> _PROBLEM REQUIREMENTS_
Sift the listing for lines that hold the string "бюджете" and pull them out.

(Extracted records)
>> start

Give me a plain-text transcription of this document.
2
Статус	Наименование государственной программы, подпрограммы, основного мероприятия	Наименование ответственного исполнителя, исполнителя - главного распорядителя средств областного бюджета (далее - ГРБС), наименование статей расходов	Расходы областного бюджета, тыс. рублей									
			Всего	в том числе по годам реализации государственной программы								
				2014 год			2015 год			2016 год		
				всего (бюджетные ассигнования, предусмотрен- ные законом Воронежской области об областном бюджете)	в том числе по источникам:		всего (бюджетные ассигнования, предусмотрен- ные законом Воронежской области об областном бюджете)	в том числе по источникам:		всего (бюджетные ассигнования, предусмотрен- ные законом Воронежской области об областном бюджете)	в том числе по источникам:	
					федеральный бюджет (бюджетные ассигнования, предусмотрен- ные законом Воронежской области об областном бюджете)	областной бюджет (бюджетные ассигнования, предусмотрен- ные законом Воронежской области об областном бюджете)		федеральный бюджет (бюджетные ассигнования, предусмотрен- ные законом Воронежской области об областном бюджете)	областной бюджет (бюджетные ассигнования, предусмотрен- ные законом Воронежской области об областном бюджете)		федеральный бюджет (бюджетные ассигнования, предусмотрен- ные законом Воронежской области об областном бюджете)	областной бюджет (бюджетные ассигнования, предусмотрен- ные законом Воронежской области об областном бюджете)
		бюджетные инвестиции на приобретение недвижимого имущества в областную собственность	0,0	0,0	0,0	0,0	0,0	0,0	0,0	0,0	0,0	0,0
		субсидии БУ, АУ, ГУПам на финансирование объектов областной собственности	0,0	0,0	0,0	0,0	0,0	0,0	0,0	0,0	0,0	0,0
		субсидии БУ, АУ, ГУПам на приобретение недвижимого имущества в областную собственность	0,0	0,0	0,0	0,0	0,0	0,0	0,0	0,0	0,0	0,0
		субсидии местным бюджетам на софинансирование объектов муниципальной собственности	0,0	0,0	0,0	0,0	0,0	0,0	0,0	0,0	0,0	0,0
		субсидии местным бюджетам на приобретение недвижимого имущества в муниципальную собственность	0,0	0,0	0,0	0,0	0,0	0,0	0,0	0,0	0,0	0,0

>> end
>> start

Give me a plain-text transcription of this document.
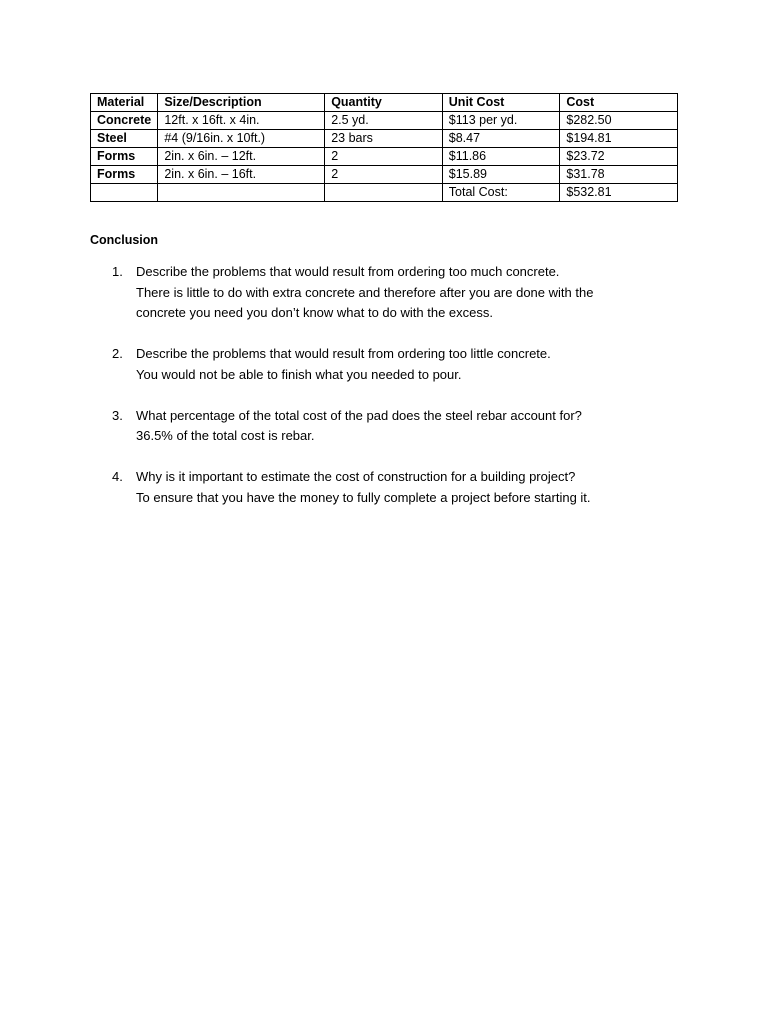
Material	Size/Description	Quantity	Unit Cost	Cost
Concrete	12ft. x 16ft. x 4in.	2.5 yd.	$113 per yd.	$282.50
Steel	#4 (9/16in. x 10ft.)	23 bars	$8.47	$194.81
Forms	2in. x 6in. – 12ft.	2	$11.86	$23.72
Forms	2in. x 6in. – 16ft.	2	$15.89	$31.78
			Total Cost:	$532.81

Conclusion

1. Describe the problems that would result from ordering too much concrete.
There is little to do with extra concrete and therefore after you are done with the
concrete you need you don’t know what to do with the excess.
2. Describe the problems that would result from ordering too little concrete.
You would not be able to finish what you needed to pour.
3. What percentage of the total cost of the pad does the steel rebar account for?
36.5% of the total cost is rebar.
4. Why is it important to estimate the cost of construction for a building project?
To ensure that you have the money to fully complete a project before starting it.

>> end

> _COMPLETE OUTPUT_
				всего (бюджетные ассигнования, предусмотрен- ные законом Воронежской области об областном бюджете)	в том числе по источникам:		всего (бюджетные ассигнования, предусмотрен- ные законом Воронежской области об областном бюджете)	в том числе по источникам:		всего (бюджетные ассигнования, предусмотрен- ные законом Воронежской области об областном бюджете)	в том числе по источникам:	
					федеральный бюджет (бюджетные ассигнования, предусмотрен- ные законом Воронежской области об областном бюджете)	областной бюджет (бюджетные ассигнования, предусмотрен- ные законом Воронежской области об областном бюджете)		федеральный бюджет (бюджетные ассигнования, предусмотрен- ные законом Воронежской области об областном бюджете)	областной бюджет (бюджетные ассигнования, предусмотрен- ные законом Воронежской области об областном бюджете)		федеральный бюджет (бюджетные ассигнования, предусмотрен- ные законом Воронежской области об областном бюджете)	областной бюджет (бюджетные ассигнования, предусмотрен- ные законом Воронежской области об областном бюджете)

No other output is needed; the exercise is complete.